— begin Records supplied —
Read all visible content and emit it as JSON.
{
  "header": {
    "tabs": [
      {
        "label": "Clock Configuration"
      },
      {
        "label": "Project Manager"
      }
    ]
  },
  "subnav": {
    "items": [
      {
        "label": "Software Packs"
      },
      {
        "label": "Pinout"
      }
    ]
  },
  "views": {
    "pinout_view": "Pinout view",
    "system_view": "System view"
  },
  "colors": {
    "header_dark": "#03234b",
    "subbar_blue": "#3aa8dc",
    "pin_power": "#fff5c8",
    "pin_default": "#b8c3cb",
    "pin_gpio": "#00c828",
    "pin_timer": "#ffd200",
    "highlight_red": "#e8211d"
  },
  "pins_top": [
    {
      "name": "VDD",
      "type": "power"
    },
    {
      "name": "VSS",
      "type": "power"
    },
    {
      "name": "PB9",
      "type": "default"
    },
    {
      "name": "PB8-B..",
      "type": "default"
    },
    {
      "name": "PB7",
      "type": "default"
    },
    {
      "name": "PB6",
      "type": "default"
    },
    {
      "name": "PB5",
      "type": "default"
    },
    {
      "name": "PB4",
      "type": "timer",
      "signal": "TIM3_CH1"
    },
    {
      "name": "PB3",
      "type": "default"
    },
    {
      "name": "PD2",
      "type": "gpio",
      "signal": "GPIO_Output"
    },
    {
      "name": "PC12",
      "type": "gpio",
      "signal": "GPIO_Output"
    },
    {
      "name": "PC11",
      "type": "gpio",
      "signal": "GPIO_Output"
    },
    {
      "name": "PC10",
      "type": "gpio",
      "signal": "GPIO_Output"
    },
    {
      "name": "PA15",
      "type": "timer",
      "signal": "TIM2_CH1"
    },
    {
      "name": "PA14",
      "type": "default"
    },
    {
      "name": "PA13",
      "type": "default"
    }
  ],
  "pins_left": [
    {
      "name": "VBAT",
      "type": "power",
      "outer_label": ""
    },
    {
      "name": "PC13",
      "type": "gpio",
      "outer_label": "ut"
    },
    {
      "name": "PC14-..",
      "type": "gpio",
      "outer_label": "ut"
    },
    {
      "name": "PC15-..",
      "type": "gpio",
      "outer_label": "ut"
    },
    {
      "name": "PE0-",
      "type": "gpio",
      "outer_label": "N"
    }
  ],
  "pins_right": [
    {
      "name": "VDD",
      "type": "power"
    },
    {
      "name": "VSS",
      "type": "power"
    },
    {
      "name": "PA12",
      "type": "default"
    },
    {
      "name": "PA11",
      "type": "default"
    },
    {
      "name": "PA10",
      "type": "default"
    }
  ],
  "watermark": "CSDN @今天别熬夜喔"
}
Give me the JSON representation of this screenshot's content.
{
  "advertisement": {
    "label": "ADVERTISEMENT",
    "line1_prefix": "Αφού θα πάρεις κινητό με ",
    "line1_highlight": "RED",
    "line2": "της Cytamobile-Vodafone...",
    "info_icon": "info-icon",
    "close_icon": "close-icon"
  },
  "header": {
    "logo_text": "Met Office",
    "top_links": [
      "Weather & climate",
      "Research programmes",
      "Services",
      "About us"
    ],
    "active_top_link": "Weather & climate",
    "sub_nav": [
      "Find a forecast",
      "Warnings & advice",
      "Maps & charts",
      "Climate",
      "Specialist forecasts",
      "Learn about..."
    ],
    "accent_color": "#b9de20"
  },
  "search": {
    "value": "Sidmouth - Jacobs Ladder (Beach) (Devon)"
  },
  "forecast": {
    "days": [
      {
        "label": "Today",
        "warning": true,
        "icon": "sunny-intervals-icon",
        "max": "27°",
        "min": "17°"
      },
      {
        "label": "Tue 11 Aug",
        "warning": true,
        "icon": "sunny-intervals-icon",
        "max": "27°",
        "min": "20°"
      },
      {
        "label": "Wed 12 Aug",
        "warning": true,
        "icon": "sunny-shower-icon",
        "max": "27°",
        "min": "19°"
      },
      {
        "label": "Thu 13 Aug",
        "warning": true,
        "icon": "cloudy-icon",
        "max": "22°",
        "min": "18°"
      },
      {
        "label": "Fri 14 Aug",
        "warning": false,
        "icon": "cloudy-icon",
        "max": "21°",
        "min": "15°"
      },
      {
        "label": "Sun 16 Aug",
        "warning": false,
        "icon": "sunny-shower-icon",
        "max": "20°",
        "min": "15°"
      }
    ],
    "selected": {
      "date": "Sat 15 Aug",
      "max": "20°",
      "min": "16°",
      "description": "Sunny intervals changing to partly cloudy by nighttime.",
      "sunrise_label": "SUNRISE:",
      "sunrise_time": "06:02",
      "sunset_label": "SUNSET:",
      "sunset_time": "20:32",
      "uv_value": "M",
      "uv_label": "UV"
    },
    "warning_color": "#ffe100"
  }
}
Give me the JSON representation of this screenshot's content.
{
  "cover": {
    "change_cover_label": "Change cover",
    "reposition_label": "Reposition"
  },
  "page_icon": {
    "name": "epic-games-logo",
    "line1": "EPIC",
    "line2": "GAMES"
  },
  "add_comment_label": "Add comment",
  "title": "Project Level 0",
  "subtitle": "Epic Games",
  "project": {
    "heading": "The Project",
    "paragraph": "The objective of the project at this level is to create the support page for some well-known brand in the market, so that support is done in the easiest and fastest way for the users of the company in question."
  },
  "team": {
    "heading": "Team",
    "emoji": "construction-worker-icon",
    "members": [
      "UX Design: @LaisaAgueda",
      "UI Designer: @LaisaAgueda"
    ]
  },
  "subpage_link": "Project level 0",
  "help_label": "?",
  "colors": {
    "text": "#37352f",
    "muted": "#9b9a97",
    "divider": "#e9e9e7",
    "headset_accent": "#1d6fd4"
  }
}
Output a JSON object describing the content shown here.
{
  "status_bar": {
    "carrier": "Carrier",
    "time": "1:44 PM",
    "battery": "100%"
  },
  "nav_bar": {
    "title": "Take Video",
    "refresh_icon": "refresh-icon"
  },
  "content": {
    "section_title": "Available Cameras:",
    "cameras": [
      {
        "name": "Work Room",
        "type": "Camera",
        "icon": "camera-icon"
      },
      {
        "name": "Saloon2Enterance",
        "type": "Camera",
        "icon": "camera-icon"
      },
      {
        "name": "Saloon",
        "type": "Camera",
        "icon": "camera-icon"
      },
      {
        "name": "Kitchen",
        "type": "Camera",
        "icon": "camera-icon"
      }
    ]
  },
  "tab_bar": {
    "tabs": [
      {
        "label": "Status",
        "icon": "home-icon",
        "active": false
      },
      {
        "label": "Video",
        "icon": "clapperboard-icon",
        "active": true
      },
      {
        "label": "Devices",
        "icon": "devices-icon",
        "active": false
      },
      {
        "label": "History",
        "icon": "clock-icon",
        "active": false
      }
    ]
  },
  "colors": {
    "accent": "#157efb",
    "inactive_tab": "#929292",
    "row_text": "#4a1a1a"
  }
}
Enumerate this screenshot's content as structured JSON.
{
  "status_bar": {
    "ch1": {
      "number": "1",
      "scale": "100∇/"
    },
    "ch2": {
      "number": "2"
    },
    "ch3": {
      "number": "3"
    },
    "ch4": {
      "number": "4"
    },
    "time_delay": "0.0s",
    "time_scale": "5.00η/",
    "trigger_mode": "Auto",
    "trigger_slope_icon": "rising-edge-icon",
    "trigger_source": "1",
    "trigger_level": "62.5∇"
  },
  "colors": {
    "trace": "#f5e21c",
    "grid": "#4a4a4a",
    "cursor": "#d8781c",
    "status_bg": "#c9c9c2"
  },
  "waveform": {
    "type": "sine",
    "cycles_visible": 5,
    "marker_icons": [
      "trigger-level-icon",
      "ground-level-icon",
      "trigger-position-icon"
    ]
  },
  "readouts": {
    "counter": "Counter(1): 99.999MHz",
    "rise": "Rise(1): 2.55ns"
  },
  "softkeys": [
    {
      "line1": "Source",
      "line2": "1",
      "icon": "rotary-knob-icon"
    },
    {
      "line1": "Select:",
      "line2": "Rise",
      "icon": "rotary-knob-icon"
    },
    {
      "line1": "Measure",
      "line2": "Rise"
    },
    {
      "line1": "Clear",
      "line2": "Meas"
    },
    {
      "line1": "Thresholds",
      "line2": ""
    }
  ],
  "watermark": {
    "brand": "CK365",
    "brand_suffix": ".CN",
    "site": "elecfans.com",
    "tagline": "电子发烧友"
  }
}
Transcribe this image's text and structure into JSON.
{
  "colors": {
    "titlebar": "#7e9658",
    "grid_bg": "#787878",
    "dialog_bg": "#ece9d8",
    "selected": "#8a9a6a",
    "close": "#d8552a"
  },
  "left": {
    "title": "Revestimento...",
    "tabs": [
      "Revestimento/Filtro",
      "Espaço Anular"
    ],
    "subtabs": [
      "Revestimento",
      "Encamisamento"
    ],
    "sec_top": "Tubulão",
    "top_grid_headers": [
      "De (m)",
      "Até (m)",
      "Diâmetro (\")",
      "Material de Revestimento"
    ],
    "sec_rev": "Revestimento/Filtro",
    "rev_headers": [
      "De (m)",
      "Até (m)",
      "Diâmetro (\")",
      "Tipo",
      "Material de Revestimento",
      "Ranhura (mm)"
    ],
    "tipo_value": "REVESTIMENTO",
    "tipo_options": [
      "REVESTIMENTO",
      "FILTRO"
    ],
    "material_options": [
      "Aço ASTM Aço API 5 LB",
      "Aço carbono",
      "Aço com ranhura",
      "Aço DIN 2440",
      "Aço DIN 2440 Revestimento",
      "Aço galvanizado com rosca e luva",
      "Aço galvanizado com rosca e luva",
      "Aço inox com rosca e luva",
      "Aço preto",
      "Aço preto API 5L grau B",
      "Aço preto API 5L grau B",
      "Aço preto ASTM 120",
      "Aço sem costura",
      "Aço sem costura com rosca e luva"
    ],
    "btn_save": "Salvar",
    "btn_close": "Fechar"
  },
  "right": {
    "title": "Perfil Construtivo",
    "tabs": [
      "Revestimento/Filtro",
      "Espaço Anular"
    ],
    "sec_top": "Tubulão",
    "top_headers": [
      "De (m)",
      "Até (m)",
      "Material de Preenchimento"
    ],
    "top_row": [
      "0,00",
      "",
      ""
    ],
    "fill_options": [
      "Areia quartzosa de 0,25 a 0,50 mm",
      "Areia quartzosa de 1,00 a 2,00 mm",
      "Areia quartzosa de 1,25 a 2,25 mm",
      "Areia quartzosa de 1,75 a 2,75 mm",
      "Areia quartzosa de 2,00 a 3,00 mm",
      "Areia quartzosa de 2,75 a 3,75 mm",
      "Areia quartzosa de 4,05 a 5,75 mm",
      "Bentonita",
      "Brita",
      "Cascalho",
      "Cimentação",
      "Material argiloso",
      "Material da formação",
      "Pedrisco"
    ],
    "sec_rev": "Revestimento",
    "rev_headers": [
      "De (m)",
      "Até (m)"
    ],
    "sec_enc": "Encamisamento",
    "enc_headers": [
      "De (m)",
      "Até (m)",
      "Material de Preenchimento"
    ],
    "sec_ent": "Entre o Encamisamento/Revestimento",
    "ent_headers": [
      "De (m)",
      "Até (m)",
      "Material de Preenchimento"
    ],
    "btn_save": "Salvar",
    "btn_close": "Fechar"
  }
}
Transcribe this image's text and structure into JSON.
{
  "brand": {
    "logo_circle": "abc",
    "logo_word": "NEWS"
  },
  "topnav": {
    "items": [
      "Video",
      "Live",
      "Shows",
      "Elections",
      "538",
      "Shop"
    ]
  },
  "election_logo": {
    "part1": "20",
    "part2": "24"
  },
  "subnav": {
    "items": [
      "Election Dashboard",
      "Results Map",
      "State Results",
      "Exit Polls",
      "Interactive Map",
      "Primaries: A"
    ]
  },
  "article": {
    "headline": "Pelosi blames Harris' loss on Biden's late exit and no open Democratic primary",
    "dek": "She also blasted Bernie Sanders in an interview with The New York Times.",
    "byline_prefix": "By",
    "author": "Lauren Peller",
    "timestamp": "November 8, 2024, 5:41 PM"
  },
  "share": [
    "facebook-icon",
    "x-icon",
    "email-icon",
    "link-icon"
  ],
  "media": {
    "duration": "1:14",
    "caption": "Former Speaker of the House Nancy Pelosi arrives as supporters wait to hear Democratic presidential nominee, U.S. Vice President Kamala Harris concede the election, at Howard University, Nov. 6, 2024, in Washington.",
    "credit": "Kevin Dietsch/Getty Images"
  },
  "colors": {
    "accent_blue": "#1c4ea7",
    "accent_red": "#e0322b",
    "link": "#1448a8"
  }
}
— end Records supplied —
### Objective
Lines of the material that contain the word "quartzosa" are to be gathered.

### Answer to this task
      "Areia quartzosa de 0,25 a 0,50 mm",
      "Areia quartzosa de 1,00 a 2,00 mm",
      "Areia quartzosa de 1,25 a 2,25 mm",
      "Areia quartzosa de 1,75 a 2,75 mm",
      "Areia quartzosa de 2,00 a 3,00 mm",
      "Areia quartzosa de 2,75 a 3,75 mm",
      "Areia quartzosa de 4,05 a 5,75 mm",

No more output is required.